Copy each line below without leaving any out.

— Start of EXTRACTED DATA —

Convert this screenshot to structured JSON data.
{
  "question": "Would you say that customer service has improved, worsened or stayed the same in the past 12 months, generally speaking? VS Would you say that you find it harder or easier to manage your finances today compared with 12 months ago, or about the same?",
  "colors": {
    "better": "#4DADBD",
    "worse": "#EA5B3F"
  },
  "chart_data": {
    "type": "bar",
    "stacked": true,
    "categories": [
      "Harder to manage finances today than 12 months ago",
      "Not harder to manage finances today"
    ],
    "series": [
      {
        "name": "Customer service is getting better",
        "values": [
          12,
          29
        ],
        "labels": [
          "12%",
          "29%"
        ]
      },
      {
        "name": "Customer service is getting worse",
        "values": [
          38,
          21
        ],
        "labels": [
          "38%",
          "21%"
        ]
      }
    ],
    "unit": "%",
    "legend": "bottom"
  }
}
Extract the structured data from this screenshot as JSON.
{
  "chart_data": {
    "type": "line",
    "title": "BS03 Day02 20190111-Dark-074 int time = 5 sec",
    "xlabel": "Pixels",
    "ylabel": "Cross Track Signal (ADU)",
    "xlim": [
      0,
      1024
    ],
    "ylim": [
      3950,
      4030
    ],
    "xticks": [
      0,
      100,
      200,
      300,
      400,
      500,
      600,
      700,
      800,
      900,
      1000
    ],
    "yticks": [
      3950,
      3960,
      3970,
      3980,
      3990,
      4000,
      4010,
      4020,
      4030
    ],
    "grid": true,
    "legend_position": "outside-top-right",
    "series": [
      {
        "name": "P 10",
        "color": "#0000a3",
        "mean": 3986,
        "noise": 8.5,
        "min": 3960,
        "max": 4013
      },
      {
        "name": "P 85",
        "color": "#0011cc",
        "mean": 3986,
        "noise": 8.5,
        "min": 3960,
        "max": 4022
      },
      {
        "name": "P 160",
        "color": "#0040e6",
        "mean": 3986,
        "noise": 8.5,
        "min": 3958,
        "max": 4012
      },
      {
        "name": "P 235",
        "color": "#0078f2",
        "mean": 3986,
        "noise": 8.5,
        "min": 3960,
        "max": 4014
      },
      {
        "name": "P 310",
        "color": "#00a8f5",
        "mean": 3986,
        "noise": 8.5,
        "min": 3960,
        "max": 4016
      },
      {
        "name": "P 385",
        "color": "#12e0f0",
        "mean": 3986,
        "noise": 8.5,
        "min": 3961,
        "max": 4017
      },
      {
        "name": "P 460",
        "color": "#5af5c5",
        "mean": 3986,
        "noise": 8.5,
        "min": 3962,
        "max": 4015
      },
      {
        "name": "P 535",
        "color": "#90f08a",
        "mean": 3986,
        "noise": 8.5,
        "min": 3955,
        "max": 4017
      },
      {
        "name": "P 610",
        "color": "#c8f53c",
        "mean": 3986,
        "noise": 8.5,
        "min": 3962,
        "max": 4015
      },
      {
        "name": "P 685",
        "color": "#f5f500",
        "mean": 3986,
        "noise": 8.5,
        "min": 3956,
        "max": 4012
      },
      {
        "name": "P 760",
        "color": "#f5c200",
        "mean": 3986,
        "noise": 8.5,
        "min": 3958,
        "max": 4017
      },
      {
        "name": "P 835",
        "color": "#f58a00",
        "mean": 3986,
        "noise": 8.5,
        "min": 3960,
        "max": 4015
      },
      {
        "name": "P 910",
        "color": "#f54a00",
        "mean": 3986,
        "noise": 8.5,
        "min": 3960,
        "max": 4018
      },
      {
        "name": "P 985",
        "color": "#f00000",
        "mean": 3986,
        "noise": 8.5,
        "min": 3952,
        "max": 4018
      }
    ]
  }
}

— End of EXTRACTED DATA —

● **SOLUTION TO THIS EXERCISE**
Convert this screenshot to structured JSON data.
{
  "question": "Would you say that customer service has improved, worsened or stayed the same in the past 12 months, generally speaking? VS Would you say that you find it harder or easier to manage your finances today compared with 12 months ago, or about the same?",
  "colors": {
    "better": "#4DADBD",
    "worse": "#EA5B3F"
  },
  "chart_data": {
    "type": "bar",
    "stacked": true,
    "categories": [
      "Harder to manage finances today than 12 months ago",
      "Not harder to manage finances today"
    ],
    "series": [
      {
        "name": "Customer service is getting better",
        "values": [
          12,
          29
        ],
        "labels": [
          "12%",
          "29%"
        ]
      },
      {
        "name": "Customer service is getting worse",
        "values": [
          38,
          21
        ],
        "labels": [
          "38%",
          "21%"
        ]
      }
    ],
    "unit": "%",
    "legend": "bottom"
  }
}
Extract the structured data from this screenshot as JSON.
{
  "chart_data": {
    "type": "line",
    "title": "BS03 Day02 20190111-Dark-074 int time = 5 sec",
    "xlabel": "Pixels",
    "ylabel": "Cross Track Signal (ADU)",
    "xlim": [
      0,
      1024
    ],
    "ylim": [
      3950,
      4030
    ],
    "xticks": [
      0,
      100,
      200,
      300,
      400,
      500,
      600,
      700,
      800,
      900,
      1000
    ],
    "yticks": [
      3950,
      3960,
      3970,
      3980,
      3990,
      4000,
      4010,
      4020,
      4030
    ],
    "grid": true,
    "legend_position": "outside-top-right",
    "series": [
      {
        "name": "P 10",
        "color": "#0000a3",
        "mean": 3986,
        "noise": 8.5,
        "min": 3960,
        "max": 4013
      },
      {
        "name": "P 85",
        "color": "#0011cc",
        "mean": 3986,
        "noise": 8.5,
        "min": 3960,
        "max": 4022
      },
      {
        "name": "P 160",
        "color": "#0040e6",
        "mean": 3986,
        "noise": 8.5,
        "min": 3958,
        "max": 4012
      },
      {
        "name": "P 235",
        "color": "#0078f2",
        "mean": 3986,
        "noise": 8.5,
        "min": 3960,
        "max": 4014
      },
      {
        "name": "P 310",
        "color": "#00a8f5",
        "mean": 3986,
        "noise": 8.5,
        "min": 3960,
        "max": 4016
      },
      {
        "name": "P 385",
        "color": "#12e0f0",
        "mean": 3986,
        "noise": 8.5,
        "min": 3961,
        "max": 4017
      },
      {
        "name": "P 460",
        "color": "#5af5c5",
        "mean": 3986,
        "noise": 8.5,
        "min": 3962,
        "max": 4015
      },
      {
        "name": "P 535",
        "color": "#90f08a",
        "mean": 3986,
        "noise": 8.5,
        "min": 3955,
        "max": 4017
      },
      {
        "name": "P 610",
        "color": "#c8f53c",
        "mean": 3986,
        "noise": 8.5,
        "min": 3962,
        "max": 4015
      },
      {
        "name": "P 685",
        "color": "#f5f500",
        "mean": 3986,
        "noise": 8.5,
        "min": 3956,
        "max": 4012
      },
      {
        "name": "P 760",
        "color": "#f5c200",
        "mean": 3986,
        "noise": 8.5,
        "min": 3958,
        "max": 4017
      },
      {
        "name": "P 835",
        "color": "#f58a00",
        "mean": 3986,
        "noise": 8.5,
        "min": 3960,
        "max": 4015
      },
      {
        "name": "P 910",
        "color": "#f54a00",
        "mean": 3986,
        "noise": 8.5,
        "min": 3960,
        "max": 4018
      },
      {
        "name": "P 985",
        "color": "#f00000",
        "mean": 3986,
        "noise": 8.5,
        "min": 3952,
        "max": 4018
      }
    ]
  }
}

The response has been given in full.